▶ [Work required]: Copy the items from the first line through the line holding "marker: [1021, 229, 1036, 244]", inclusive, and change every "data-label" to "value-label" while keeping everything else the same.

▶ [Raw records]:

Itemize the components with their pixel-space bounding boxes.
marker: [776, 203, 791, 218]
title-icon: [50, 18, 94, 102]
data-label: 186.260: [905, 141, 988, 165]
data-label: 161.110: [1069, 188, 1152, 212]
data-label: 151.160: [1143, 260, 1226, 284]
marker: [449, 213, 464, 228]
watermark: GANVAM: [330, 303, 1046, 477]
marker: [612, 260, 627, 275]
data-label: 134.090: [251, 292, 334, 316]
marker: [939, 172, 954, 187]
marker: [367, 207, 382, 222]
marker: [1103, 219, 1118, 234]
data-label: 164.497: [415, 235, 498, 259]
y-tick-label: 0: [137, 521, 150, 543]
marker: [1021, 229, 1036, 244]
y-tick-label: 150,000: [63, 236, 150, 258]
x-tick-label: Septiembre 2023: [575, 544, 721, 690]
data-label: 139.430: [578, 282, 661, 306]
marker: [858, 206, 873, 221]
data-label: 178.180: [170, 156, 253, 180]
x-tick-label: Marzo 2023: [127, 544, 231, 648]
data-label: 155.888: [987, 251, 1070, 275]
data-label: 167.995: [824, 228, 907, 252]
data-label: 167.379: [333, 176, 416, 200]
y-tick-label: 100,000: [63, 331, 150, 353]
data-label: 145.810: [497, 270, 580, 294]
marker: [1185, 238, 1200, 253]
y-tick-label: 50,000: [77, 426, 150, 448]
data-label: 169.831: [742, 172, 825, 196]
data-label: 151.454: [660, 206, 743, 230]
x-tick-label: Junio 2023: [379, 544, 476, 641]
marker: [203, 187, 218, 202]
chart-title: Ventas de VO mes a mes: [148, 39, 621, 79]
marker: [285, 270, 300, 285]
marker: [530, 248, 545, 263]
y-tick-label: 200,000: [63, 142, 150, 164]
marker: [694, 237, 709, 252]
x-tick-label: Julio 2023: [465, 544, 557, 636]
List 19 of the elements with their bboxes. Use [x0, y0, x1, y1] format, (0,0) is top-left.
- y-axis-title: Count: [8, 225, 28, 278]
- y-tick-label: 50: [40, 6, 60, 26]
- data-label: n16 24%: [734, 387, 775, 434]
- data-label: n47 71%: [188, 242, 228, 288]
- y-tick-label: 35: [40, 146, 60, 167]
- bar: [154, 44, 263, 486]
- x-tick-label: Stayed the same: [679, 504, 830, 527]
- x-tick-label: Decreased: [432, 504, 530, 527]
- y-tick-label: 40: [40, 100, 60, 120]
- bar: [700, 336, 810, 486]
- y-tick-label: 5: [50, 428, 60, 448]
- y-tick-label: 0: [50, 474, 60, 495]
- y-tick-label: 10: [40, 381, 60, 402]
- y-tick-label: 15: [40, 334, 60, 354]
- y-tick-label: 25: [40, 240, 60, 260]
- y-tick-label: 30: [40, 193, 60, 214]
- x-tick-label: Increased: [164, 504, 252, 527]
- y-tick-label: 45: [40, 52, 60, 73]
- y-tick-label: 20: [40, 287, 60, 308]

▶ [Answer to the exercise]:
Itemize the components with their pixel-space bounding boxes.
marker: [776, 203, 791, 218]
title-icon: [50, 18, 94, 102]
value-label: 186.260: [905, 141, 988, 165]
value-label: 161.110: [1069, 188, 1152, 212]
value-label: 151.160: [1143, 260, 1226, 284]
marker: [449, 213, 464, 228]
watermark: GANVAM: [330, 303, 1046, 477]
marker: [612, 260, 627, 275]
value-label: 134.090: [251, 292, 334, 316]
marker: [939, 172, 954, 187]
marker: [367, 207, 382, 222]
marker: [1103, 219, 1118, 234]
value-label: 164.497: [415, 235, 498, 259]
y-tick-label: 0: [137, 521, 150, 543]
marker: [1021, 229, 1036, 244]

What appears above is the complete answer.